Stored data:
— start —

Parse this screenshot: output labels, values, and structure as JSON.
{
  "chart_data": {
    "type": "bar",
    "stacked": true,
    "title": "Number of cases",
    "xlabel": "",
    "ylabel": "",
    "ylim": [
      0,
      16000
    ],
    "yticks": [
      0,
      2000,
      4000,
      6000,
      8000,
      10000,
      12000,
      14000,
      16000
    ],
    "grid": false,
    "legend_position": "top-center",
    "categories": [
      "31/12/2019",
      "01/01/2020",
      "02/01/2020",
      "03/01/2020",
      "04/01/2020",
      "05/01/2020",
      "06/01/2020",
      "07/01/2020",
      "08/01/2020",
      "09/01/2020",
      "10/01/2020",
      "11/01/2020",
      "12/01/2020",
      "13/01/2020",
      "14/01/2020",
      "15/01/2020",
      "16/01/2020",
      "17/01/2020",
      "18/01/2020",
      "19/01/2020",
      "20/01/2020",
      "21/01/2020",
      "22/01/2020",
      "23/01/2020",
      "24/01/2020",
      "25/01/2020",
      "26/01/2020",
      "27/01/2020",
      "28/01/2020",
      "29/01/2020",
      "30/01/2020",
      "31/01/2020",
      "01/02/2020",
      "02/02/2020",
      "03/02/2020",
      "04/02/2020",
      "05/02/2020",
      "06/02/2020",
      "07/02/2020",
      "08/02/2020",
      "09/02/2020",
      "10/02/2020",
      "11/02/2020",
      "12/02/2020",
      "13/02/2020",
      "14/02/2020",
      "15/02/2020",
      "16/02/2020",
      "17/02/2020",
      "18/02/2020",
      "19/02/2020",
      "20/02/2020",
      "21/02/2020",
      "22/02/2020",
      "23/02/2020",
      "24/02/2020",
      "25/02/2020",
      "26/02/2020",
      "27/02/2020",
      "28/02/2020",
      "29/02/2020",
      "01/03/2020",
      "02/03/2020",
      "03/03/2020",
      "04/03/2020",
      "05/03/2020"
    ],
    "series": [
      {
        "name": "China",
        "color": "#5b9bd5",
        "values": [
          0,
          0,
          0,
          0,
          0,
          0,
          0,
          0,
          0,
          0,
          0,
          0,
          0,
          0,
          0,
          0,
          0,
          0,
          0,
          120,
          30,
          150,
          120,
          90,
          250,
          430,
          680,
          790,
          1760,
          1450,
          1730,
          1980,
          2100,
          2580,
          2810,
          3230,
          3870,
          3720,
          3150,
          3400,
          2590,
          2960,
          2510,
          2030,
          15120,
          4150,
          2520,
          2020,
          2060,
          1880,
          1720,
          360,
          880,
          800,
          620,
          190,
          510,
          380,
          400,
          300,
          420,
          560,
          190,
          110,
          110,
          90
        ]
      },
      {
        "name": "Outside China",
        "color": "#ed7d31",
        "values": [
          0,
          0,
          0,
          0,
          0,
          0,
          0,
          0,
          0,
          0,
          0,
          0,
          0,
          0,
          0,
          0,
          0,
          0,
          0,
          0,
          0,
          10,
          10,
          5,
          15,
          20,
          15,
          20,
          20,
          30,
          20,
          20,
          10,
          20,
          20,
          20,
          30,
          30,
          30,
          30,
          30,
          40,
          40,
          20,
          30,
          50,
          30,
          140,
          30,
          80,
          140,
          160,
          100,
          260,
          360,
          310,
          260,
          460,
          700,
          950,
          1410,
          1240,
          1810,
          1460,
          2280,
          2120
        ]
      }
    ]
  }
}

— end —

What the exercise asks: Set down all of the data above, word for word.

Answer for this exercise:
Parse this screenshot: output labels, values, and structure as JSON.
{
  "chart_data": {
    "type": "bar",
    "stacked": true,
    "title": "Number of cases",
    "xlabel": "",
    "ylabel": "",
    "ylim": [
      0,
      16000
    ],
    "yticks": [
      0,
      2000,
      4000,
      6000,
      8000,
      10000,
      12000,
      14000,
      16000
    ],
    "grid": false,
    "legend_position": "top-center",
    "categories": [
      "31/12/2019",
      "01/01/2020",
      "02/01/2020",
      "03/01/2020",
      "04/01/2020",
      "05/01/2020",
      "06/01/2020",
      "07/01/2020",
      "08/01/2020",
      "09/01/2020",
      "10/01/2020",
      "11/01/2020",
      "12/01/2020",
      "13/01/2020",
      "14/01/2020",
      "15/01/2020",
      "16/01/2020",
      "17/01/2020",
      "18/01/2020",
      "19/01/2020",
      "20/01/2020",
      "21/01/2020",
      "22/01/2020",
      "23/01/2020",
      "24/01/2020",
      "25/01/2020",
      "26/01/2020",
      "27/01/2020",
      "28/01/2020",
      "29/01/2020",
      "30/01/2020",
      "31/01/2020",
      "01/02/2020",
      "02/02/2020",
      "03/02/2020",
      "04/02/2020",
      "05/02/2020",
      "06/02/2020",
      "07/02/2020",
      "08/02/2020",
      "09/02/2020",
      "10/02/2020",
      "11/02/2020",
      "12/02/2020",
      "13/02/2020",
      "14/02/2020",
      "15/02/2020",
      "16/02/2020",
      "17/02/2020",
      "18/02/2020",
      "19/02/2020",
      "20/02/2020",
      "21/02/2020",
      "22/02/2020",
      "23/02/2020",
      "24/02/2020",
      "25/02/2020",
      "26/02/2020",
      "27/02/2020",
      "28/02/2020",
      "29/02/2020",
      "01/03/2020",
      "02/03/2020",
      "03/03/2020",
      "04/03/2020",
      "05/03/2020"
    ],
    "series": [
      {
        "name": "China",
        "color": "#5b9bd5",
        "values": [
          0,
          0,
          0,
          0,
          0,
          0,
          0,
          0,
          0,
          0,
          0,
          0,
          0,
          0,
          0,
          0,
          0,
          0,
          0,
          120,
          30,
          150,
          120,
          90,
          250,
          430,
          680,
          790,
          1760,
          1450,
          1730,
          1980,
          2100,
          2580,
          2810,
          3230,
          3870,
          3720,
          3150,
          3400,
          2590,
          2960,
          2510,
          2030,
          15120,
          4150,
          2520,
          2020,
          2060,
          1880,
          1720,
          360,
          880,
          800,
          620,
          190,
          510,
          380,
          400,
          300,
          420,
          560,
          190,
          110,
          110,
          90
        ]
      },
      {
        "name": "Outside China",
        "color": "#ed7d31",
        "values": [
          0,
          0,
          0,
          0,
          0,
          0,
          0,
          0,
          0,
          0,
          0,
          0,
          0,
          0,
          0,
          0,
          0,
          0,
          0,
          0,
          0,
          10,
          10,
          5,
          15,
          20,
          15,
          20,
          20,
          30,
          20,
          20,
          10,
          20,
          20,
          20,
          30,
          30,
          30,
          30,
          30,
          40,
          40,
          20,
          30,
          50,
          30,
          140,
          30,
          80,
          140,
          160,
          100,
          260,
          360,
          310,
          260,
          460,
          700,
          950,
          1410,
          1240,
          1810,
          1460,
          2280,
          2120
        ]
      }
    ]
  }
}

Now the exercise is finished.